> **What you should do**: Lay out every line of the records below as a Markdown table with two columns: n for the row number and Line for the line's text. Leave out blank lines.

— Start Dataset entries —

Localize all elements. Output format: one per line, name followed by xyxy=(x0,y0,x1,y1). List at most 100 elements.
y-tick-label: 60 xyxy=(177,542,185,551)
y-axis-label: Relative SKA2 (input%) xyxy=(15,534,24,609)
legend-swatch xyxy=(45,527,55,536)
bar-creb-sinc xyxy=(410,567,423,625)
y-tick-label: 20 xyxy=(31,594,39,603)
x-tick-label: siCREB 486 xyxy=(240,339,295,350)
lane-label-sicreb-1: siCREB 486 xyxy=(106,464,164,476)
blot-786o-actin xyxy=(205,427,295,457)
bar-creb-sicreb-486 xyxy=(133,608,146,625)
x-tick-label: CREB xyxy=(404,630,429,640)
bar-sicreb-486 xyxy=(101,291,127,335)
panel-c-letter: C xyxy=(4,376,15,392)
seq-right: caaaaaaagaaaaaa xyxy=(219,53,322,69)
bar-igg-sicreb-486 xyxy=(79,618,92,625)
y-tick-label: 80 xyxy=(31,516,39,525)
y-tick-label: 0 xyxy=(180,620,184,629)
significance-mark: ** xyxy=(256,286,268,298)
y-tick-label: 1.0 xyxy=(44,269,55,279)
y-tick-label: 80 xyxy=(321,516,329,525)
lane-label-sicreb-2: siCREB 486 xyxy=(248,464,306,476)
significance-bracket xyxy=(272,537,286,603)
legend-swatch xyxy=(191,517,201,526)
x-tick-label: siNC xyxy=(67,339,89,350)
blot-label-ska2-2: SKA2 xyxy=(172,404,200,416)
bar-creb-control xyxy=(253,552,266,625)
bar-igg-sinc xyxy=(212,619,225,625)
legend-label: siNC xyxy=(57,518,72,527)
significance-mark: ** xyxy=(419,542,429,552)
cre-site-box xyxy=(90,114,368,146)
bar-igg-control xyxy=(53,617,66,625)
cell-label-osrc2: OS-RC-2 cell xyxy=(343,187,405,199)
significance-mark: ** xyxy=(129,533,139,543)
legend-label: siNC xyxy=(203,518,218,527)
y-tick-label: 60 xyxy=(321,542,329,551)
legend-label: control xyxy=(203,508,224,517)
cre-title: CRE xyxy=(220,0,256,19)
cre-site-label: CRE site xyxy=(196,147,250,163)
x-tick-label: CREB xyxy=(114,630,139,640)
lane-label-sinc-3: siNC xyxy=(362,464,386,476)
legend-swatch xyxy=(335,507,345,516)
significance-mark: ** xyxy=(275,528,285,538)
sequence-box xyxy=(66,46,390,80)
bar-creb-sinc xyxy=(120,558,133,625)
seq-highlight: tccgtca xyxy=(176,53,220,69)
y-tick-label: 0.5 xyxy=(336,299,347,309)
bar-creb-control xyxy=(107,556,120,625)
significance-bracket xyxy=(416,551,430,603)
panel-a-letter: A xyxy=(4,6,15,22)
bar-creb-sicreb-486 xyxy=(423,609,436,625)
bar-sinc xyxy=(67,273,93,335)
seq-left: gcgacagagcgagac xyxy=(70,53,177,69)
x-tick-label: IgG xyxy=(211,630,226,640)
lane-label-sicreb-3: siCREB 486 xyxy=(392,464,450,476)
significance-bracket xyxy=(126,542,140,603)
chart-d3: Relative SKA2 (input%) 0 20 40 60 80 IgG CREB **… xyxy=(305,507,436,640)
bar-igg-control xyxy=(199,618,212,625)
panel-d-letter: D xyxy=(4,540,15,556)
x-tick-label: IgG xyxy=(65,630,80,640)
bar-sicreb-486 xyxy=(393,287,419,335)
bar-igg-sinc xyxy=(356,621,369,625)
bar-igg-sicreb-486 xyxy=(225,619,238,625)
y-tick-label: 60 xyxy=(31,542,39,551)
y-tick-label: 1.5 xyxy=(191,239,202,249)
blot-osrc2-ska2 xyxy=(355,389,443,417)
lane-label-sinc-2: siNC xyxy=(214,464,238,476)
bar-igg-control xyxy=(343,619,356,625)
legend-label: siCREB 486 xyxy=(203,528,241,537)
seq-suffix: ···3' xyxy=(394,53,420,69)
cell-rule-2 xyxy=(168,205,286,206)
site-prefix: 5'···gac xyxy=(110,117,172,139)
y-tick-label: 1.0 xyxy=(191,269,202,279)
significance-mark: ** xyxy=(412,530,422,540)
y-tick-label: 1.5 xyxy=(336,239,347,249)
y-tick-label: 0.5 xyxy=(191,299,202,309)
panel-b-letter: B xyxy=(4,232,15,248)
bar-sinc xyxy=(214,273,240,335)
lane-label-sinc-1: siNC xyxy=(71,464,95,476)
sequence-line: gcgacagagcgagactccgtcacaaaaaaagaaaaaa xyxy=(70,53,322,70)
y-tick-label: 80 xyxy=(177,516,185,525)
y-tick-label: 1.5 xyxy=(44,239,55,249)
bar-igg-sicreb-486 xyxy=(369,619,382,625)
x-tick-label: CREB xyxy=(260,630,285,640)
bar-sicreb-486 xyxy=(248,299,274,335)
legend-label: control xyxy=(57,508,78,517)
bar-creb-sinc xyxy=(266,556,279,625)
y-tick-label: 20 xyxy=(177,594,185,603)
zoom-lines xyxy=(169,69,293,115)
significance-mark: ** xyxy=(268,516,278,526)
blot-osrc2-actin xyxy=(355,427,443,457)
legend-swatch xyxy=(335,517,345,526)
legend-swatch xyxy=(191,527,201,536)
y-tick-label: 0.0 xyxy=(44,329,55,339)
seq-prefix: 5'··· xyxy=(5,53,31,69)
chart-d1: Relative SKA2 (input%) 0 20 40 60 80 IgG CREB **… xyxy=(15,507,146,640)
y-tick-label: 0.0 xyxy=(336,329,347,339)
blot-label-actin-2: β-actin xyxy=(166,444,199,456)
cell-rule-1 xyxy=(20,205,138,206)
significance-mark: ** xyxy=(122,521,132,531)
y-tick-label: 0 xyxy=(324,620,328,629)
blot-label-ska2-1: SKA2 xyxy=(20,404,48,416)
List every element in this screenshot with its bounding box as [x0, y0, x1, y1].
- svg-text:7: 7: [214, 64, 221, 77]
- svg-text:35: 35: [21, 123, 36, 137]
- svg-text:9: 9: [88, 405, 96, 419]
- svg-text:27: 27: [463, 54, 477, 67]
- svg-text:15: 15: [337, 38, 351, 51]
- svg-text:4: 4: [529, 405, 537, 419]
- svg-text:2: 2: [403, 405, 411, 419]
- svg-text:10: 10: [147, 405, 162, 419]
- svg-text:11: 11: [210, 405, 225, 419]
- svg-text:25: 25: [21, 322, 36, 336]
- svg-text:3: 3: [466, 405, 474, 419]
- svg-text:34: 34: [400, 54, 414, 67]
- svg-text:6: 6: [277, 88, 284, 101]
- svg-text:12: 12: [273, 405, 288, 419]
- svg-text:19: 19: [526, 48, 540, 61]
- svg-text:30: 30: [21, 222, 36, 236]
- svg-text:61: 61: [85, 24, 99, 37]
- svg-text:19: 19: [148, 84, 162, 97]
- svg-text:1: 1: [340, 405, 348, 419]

— End Dataset entries —

> **Full solution**:
| n | Line |
|---|---|
| 1 | Localize all elements. Output format: one per line, name followed by xyxy=(x0,y0,x1,y1). List at most 100 elements. |
| 2 | y-tick-label: 60 xyxy=(177,542,185,551) |
| 3 | y-axis-label: Relative SKA2 (input%) xyxy=(15,534,24,609) |
| 4 | legend-swatch xyxy=(45,527,55,536) |
| 5 | bar-creb-sinc xyxy=(410,567,423,625) |
| 6 | y-tick-label: 20 xyxy=(31,594,39,603) |
| 7 | x-tick-label: siCREB 486 xyxy=(240,339,295,350) |
| 8 | lane-label-sicreb-1: siCREB 486 xyxy=(106,464,164,476) |
| 9 | blot-786o-actin xyxy=(205,427,295,457) |
| 10 | bar-creb-sicreb-486 xyxy=(133,608,146,625) |
| 11 | x-tick-label: CREB xyxy=(404,630,429,640) |
| 12 | bar-sicreb-486 xyxy=(101,291,127,335) |
| 13 | panel-c-letter: C xyxy=(4,376,15,392) |
| 14 | seq-right: caaaaaaagaaaaaa xyxy=(219,53,322,69) |
| 15 | bar-igg-sicreb-486 xyxy=(79,618,92,625) |
| 16 | y-tick-label: 80 xyxy=(31,516,39,525) |
| 17 | y-tick-label: 0 xyxy=(180,620,184,629) |
| 18 | significance-mark: ** xyxy=(256,286,268,298) |
| 19 | y-tick-label: 1.0 xyxy=(44,269,55,279) |
| 20 | y-tick-label: 80 xyxy=(321,516,329,525) |
| 21 | lane-label-sicreb-2: siCREB 486 xyxy=(248,464,306,476) |
| 22 | significance-bracket xyxy=(272,537,286,603) |
| 23 | legend-swatch xyxy=(191,517,201,526) |
| 24 | x-tick-label: siNC xyxy=(67,339,89,350) |
| 25 | blot-label-ska2-2: SKA2 xyxy=(172,404,200,416) |
| 26 | bar-creb-control xyxy=(253,552,266,625) |
| 27 | bar-igg-sinc xyxy=(212,619,225,625) |
| 28 | legend-label: siNC xyxy=(57,518,72,527) |
| 29 | significance-mark: ** xyxy=(419,542,429,552) |
| 30 | cre-site-box xyxy=(90,114,368,146) |
| 31 | bar-igg-control xyxy=(53,617,66,625) |
| 32 | cell-label-osrc2: OS-RC-2 cell xyxy=(343,187,405,199) |
| 33 | significance-mark: ** xyxy=(129,533,139,543) |
| 34 | legend-label: siNC xyxy=(203,518,218,527) |
| 35 | y-tick-label: 60 xyxy=(321,542,329,551) |
| 36 | legend-label: control xyxy=(203,508,224,517) |
| 37 | cre-title: CRE xyxy=(220,0,256,19) |
| 38 | cre-site-label: CRE site xyxy=(196,147,250,163) |
| 39 | x-tick-label: CREB xyxy=(114,630,139,640) |
| 40 | lane-label-sinc-3: siNC xyxy=(362,464,386,476) |
| 41 | legend-swatch xyxy=(335,507,345,516) |
| 42 | significance-mark: ** xyxy=(275,528,285,538) |
| 43 | sequence-box xyxy=(66,46,390,80) |
| 44 | bar-creb-sinc xyxy=(120,558,133,625) |
| 45 | seq-highlight: tccgtca xyxy=(176,53,220,69) |
| 46 | y-tick-label: 0.5 xyxy=(336,299,347,309) |
| 47 | bar-creb-control xyxy=(107,556,120,625) |
| 48 | significance-bracket xyxy=(416,551,430,603) |
| 49 | panel-a-letter: A xyxy=(4,6,15,22) |
| 50 | bar-creb-sicreb-486 xyxy=(423,609,436,625) |
| 51 | bar-sinc xyxy=(67,273,93,335) |
| 52 | seq-left: gcgacagagcgagac xyxy=(70,53,177,69) |
| 53 | x-tick-label: IgG xyxy=(211,630,226,640) |
| 54 | lane-label-sicreb-3: siCREB 486 xyxy=(392,464,450,476) |
| 55 | significance-bracket xyxy=(126,542,140,603) |
| 56 | chart-d3: Relative SKA2 (input%) 0 20 40 60 80 IgG CREB **… xyxy=(305,507,436,640) |
| 57 | bar-igg-control xyxy=(199,618,212,625) |
| 58 | panel-d-letter: D xyxy=(4,540,15,556) |
| 59 | x-tick-label: IgG xyxy=(65,630,80,640) |
| 60 | bar-sicreb-486 xyxy=(393,287,419,335) |
| 61 | bar-igg-sinc xyxy=(356,621,369,625) |
| 62 | bar-igg-sicreb-486 xyxy=(225,619,238,625) |
| 63 | y-tick-label: 60 xyxy=(31,542,39,551) |
| 64 | y-tick-label: 1.5 xyxy=(191,239,202,249) |
| 65 | blot-osrc2-ska2 xyxy=(355,389,443,417) |
| 66 | lane-label-sinc-2: siNC xyxy=(214,464,238,476) |
| 67 | bar-igg-control xyxy=(343,619,356,625) |
| 68 | legend-label: siCREB 486 xyxy=(203,528,241,537) |
| 69 | seq-suffix: ···3' xyxy=(394,53,420,69) |
| 70 | cell-rule-2 xyxy=(168,205,286,206) |
| 71 | site-prefix: 5'···gac xyxy=(110,117,172,139) |
| 72 | y-tick-label: 1.0 xyxy=(191,269,202,279) |
| 73 | significance-mark: ** xyxy=(412,530,422,540) |
| 74 | y-tick-label: 1.5 xyxy=(336,239,347,249) |
| 75 | y-tick-label: 0.5 xyxy=(191,299,202,309) |
| 76 | panel-b-letter: B xyxy=(4,232,15,248) |
| 77 | bar-sinc xyxy=(214,273,240,335) |
| 78 | lane-label-sinc-1: siNC xyxy=(71,464,95,476) |
| 79 | sequence-line: gcgacagagcgagactccgtcacaaaaaaagaaaaaa xyxy=(70,53,322,70) |
| 80 | y-tick-label: 80 xyxy=(177,516,185,525) |
| 81 | y-tick-label: 1.5 xyxy=(44,239,55,249) |
| 82 | bar-igg-sicreb-486 xyxy=(369,619,382,625) |
| 83 | x-tick-label: CREB xyxy=(260,630,285,640) |
| 84 | bar-sicreb-486 xyxy=(248,299,274,335) |
| 85 | legend-label: control xyxy=(57,508,78,517) |
| 86 | bar-creb-sinc xyxy=(266,556,279,625) |
| 87 | y-tick-label: 20 xyxy=(177,594,185,603) |
| 88 | zoom-lines xyxy=(169,69,293,115) |
| 89 | significance-mark: ** xyxy=(268,516,278,526) |
| 90 | blot-osrc2-actin xyxy=(355,427,443,457) |
| 91 | legend-swatch xyxy=(335,517,345,526) |
| 92 | legend-swatch xyxy=(191,527,201,536) |
| 93 | y-tick-label: 0.0 xyxy=(44,329,55,339) |
| 94 | seq-prefix: 5'··· xyxy=(5,53,31,69) |
| 95 | chart-d1: Relative SKA2 (input%) 0 20 40 60 80 IgG CREB **… xyxy=(15,507,146,640) |
| 96 | y-tick-label: 0.0 xyxy=(336,329,347,339) |
| 97 | blot-label-actin-2: β-actin xyxy=(166,444,199,456) |
| 98 | cell-rule-1 xyxy=(20,205,138,206) |
| 99 | significance-mark: ** xyxy=(122,521,132,531) |
| 100 | y-tick-label: 0 xyxy=(324,620,328,629) |
| 101 | blot-label-ska2-1: SKA2 xyxy=(20,404,48,416) |
| 102 | List every element in this screenshot with its bounding box as [x0, y0, x1, y1]. |
| 103 | - svg-text:7: 7: [214, 64, 221, 77] |
| 104 | - svg-text:35: 35: [21, 123, 36, 137] |
| 105 | - svg-text:9: 9: [88, 405, 96, 419] |
| 106 | - svg-text:27: 27: [463, 54, 477, 67] |
| 107 | - svg-text:15: 15: [337, 38, 351, 51] |
| 108 | - svg-text:4: 4: [529, 405, 537, 419] |
| 109 | - svg-text:2: 2: [403, 405, 411, 419] |
| 110 | - svg-text:10: 10: [147, 405, 162, 419] |
| 111 | - svg-text:11: 11: [210, 405, 225, 419] |
| 112 | - svg-text:25: 25: [21, 322, 36, 336] |
| 113 | - svg-text:3: 3: [466, 405, 474, 419] |
| 114 | - svg-text:34: 34: [400, 54, 414, 67] |
| 115 | - svg-text:6: 6: [277, 88, 284, 101] |
| 116 | - svg-text:12: 12: [273, 405, 288, 419] |
| 117 | - svg-text:19: 19: [526, 48, 540, 61] |
| 118 | - svg-text:30: 30: [21, 222, 36, 236] |
| 119 | - svg-text:61: 61: [85, 24, 99, 37] |
| 120 | - svg-text:19: 19: [148, 84, 162, 97] |
| 121 | - svg-text:1: 1: [340, 405, 348, 419] |